Dataset entries on figures:

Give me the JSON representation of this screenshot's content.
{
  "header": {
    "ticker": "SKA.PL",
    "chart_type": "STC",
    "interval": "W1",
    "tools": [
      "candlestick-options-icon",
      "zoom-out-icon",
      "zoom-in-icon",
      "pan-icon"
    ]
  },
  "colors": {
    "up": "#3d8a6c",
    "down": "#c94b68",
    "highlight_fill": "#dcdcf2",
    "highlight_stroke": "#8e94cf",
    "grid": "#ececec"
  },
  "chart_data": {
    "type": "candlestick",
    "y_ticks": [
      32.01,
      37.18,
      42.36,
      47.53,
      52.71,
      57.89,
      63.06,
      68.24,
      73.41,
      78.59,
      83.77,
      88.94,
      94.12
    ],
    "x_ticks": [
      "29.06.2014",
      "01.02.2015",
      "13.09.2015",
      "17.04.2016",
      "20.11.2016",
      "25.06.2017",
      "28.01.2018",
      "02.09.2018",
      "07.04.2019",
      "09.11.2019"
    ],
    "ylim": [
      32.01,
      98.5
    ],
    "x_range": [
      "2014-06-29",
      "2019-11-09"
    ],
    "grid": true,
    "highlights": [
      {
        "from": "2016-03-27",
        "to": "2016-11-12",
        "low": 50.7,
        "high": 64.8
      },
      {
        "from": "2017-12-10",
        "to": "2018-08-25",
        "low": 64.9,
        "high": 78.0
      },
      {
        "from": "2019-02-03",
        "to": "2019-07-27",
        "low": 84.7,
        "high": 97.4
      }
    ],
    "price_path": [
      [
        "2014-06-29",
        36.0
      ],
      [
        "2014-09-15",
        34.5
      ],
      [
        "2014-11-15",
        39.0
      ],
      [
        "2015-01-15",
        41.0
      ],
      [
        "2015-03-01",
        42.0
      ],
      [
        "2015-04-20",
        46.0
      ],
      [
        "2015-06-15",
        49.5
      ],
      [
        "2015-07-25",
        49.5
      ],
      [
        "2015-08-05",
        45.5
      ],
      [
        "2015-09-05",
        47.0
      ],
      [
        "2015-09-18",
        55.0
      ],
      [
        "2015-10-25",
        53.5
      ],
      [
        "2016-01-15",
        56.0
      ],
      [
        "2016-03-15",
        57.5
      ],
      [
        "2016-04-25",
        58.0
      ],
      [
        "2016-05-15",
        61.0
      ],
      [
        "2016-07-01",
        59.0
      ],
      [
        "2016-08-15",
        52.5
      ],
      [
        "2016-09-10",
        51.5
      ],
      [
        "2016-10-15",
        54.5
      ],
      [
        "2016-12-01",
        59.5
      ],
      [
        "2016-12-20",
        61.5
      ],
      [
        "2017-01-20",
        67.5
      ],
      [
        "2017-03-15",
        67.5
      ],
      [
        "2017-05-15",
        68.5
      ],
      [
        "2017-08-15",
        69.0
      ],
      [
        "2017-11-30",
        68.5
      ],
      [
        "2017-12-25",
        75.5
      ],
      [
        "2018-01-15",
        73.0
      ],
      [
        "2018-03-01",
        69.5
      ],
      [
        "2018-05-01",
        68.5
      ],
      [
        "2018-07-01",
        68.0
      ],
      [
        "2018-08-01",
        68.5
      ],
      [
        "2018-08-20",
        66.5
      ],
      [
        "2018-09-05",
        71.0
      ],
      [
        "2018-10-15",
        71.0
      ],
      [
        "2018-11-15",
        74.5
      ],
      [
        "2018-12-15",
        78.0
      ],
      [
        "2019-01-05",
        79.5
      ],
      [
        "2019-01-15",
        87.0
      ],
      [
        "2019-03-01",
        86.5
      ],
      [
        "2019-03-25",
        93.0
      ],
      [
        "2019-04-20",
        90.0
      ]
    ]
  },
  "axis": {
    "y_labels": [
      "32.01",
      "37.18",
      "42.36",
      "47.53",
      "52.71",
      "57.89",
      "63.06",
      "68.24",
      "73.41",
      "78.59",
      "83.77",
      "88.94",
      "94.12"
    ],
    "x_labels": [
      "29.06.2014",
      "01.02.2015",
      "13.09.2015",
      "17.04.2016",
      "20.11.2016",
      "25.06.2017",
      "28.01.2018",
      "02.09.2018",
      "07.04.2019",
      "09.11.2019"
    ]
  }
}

WHAT TO DO → Quote each line above in full, word for word.

COMPLETE RESPONSE →
Give me the JSON representation of this screenshot's content.
{
  "header": {
    "ticker": "SKA.PL",
    "chart_type": "STC",
    "interval": "W1",
    "tools": [
      "candlestick-options-icon",
      "zoom-out-icon",
      "zoom-in-icon",
      "pan-icon"
    ]
  },
  "colors": {
    "up": "#3d8a6c",
    "down": "#c94b68",
    "highlight_fill": "#dcdcf2",
    "highlight_stroke": "#8e94cf",
    "grid": "#ececec"
  },
  "chart_data": {
    "type": "candlestick",
    "y_ticks": [
      32.01,
      37.18,
      42.36,
      47.53,
      52.71,
      57.89,
      63.06,
      68.24,
      73.41,
      78.59,
      83.77,
      88.94,
      94.12
    ],
    "x_ticks": [
      "29.06.2014",
      "01.02.2015",
      "13.09.2015",
      "17.04.2016",
      "20.11.2016",
      "25.06.2017",
      "28.01.2018",
      "02.09.2018",
      "07.04.2019",
      "09.11.2019"
    ],
    "ylim": [
      32.01,
      98.5
    ],
    "x_range": [
      "2014-06-29",
      "2019-11-09"
    ],
    "grid": true,
    "highlights": [
      {
        "from": "2016-03-27",
        "to": "2016-11-12",
        "low": 50.7,
        "high": 64.8
      },
      {
        "from": "2017-12-10",
        "to": "2018-08-25",
        "low": 64.9,
        "high": 78.0
      },
      {
        "from": "2019-02-03",
        "to": "2019-07-27",
        "low": 84.7,
        "high": 97.4
      }
    ],
    "price_path": [
      [
        "2014-06-29",
        36.0
      ],
      [
        "2014-09-15",
        34.5
      ],
      [
        "2014-11-15",
        39.0
      ],
      [
        "2015-01-15",
        41.0
      ],
      [
        "2015-03-01",
        42.0
      ],
      [
        "2015-04-20",
        46.0
      ],
      [
        "2015-06-15",
        49.5
      ],
      [
        "2015-07-25",
        49.5
      ],
      [
        "2015-08-05",
        45.5
      ],
      [
        "2015-09-05",
        47.0
      ],
      [
        "2015-09-18",
        55.0
      ],
      [
        "2015-10-25",
        53.5
      ],
      [
        "2016-01-15",
        56.0
      ],
      [
        "2016-03-15",
        57.5
      ],
      [
        "2016-04-25",
        58.0
      ],
      [
        "2016-05-15",
        61.0
      ],
      [
        "2016-07-01",
        59.0
      ],
      [
        "2016-08-15",
        52.5
      ],
      [
        "2016-09-10",
        51.5
      ],
      [
        "2016-10-15",
        54.5
      ],
      [
        "2016-12-01",
        59.5
      ],
      [
        "2016-12-20",
        61.5
      ],
      [
        "2017-01-20",
        67.5
      ],
      [
        "2017-03-15",
        67.5
      ],
      [
        "2017-05-15",
        68.5
      ],
      [
        "2017-08-15",
        69.0
      ],
      [
        "2017-11-30",
        68.5
      ],
      [
        "2017-12-25",
        75.5
      ],
      [
        "2018-01-15",
        73.0
      ],
      [
        "2018-03-01",
        69.5
      ],
      [
        "2018-05-01",
        68.5
      ],
      [
        "2018-07-01",
        68.0
      ],
      [
        "2018-08-01",
        68.5
      ],
      [
        "2018-08-20",
        66.5
      ],
      [
        "2018-09-05",
        71.0
      ],
      [
        "2018-10-15",
        71.0
      ],
      [
        "2018-11-15",
        74.5
      ],
      [
        "2018-12-15",
        78.0
      ],
      [
        "2019-01-05",
        79.5
      ],
      [
        "2019-01-15",
        87.0
      ],
      [
        "2019-03-01",
        86.5
      ],
      [
        "2019-03-25",
        93.0
      ],
      [
        "2019-04-20",
        90.0
      ]
    ]
  },
  "axis": {
    "y_labels": [
      "32.01",
      "37.18",
      "42.36",
      "47.53",
      "52.71",
      "57.89",
      "63.06",
      "68.24",
      "73.41",
      "78.59",
      "83.77",
      "88.94",
      "94.12"
    ],
    "x_labels": [
      "29.06.2014",
      "01.02.2015",
      "13.09.2015",
      "17.04.2016",
      "20.11.2016",
      "25.06.2017",
      "28.01.2018",
      "02.09.2018",
      "07.04.2019",
      "09.11.2019"
    ]
  }
}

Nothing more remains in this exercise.